┌──

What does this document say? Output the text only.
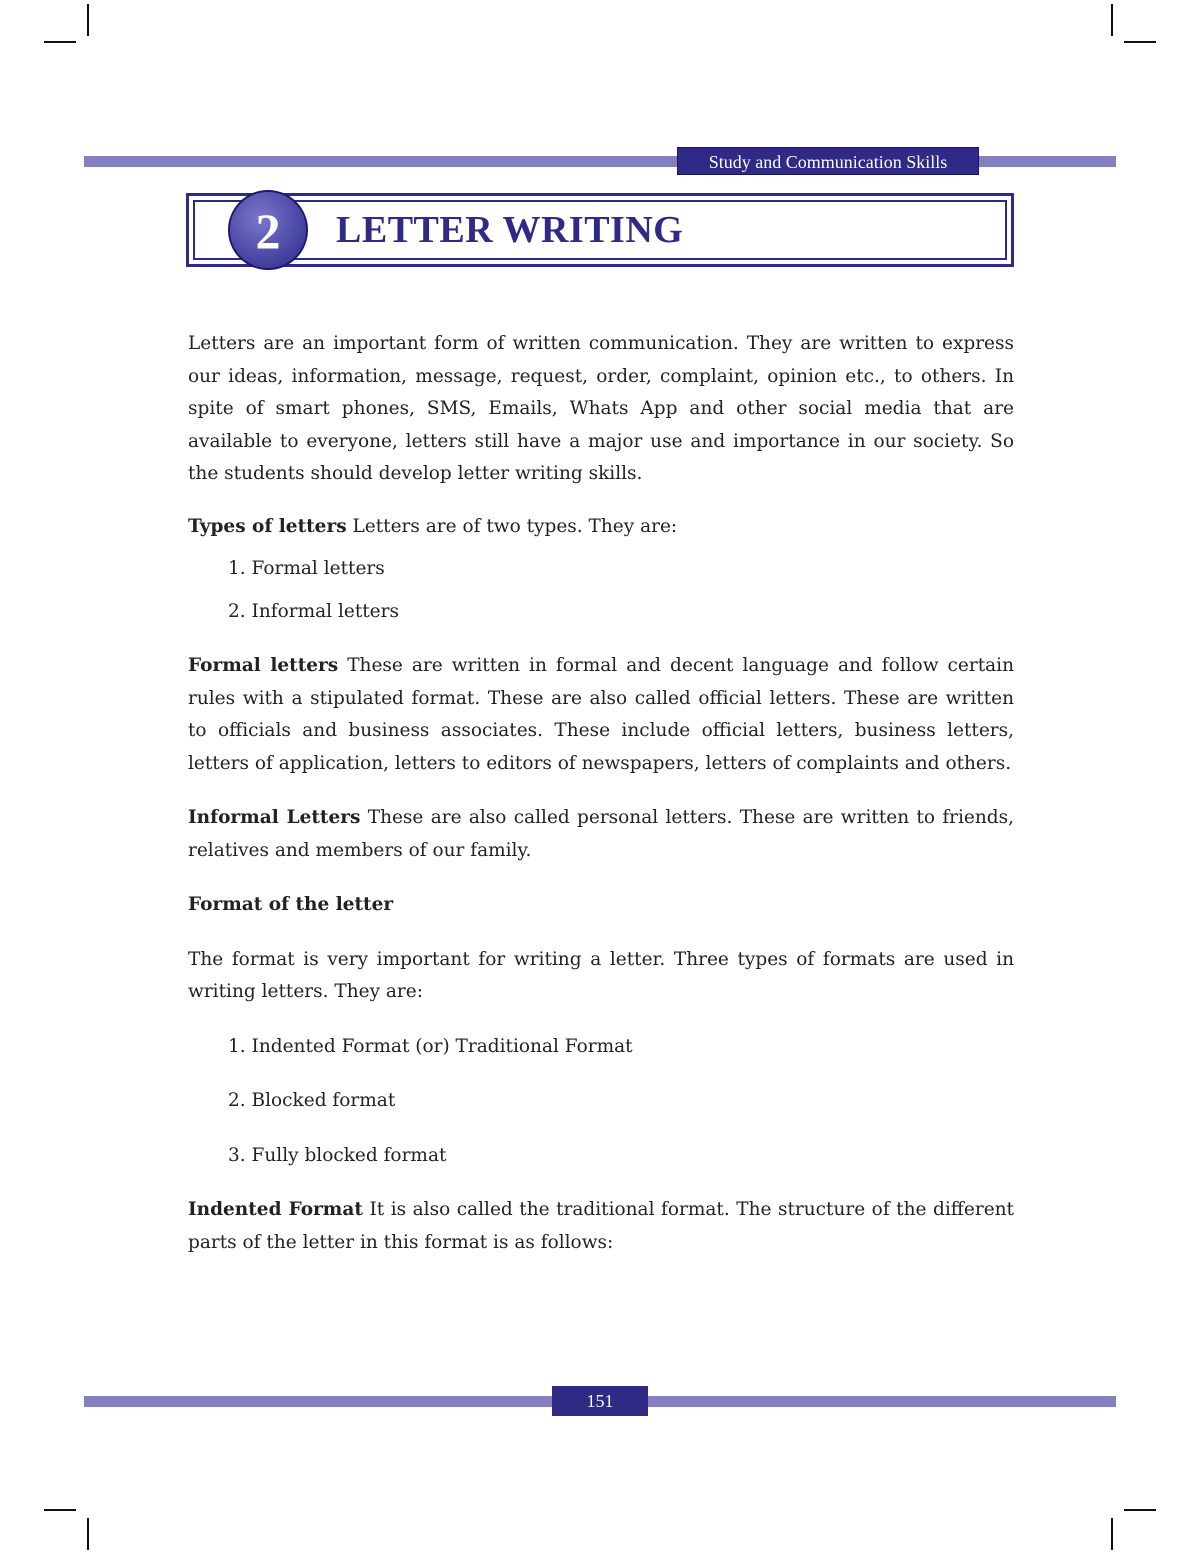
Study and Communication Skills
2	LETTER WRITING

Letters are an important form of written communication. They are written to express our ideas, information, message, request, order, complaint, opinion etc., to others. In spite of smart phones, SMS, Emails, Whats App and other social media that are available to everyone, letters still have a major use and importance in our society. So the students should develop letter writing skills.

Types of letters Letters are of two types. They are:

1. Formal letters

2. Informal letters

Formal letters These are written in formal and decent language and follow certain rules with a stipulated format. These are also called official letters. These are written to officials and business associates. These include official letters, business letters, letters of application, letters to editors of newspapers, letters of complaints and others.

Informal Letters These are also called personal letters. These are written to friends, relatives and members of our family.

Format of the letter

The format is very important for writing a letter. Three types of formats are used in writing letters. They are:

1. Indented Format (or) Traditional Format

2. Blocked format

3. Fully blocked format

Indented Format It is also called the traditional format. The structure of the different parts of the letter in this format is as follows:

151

└──

Quote the records above in full, dropping each picture.

__THE RESULT__:
What does this document say? Output the text only.
Study and Communication Skills
2	LETTER WRITING

Letters are an important form of written communication. They are written to express our ideas, information, message, request, order, complaint, opinion etc., to others. In spite of smart phones, SMS, Emails, Whats App and other social media that are available to everyone, letters still have a major use and importance in our society. So the students should develop letter writing skills.

Types of letters Letters are of two types. They are:

1. Formal letters

2. Informal letters

Formal letters These are written in formal and decent language and follow certain rules with a stipulated format. These are also called official letters. These are written to officials and business associates. These include official letters, business letters, letters of application, letters to editors of newspapers, letters of complaints and others.

Informal Letters These are also called personal letters. These are written to friends, relatives and members of our family.

Format of the letter

The format is very important for writing a letter. Three types of formats are used in writing letters. They are:

1. Indented Format (or) Traditional Format

2. Blocked format

3. Fully blocked format

Indented Format It is also called the traditional format. The structure of the different parts of the letter in this format is as follows:

151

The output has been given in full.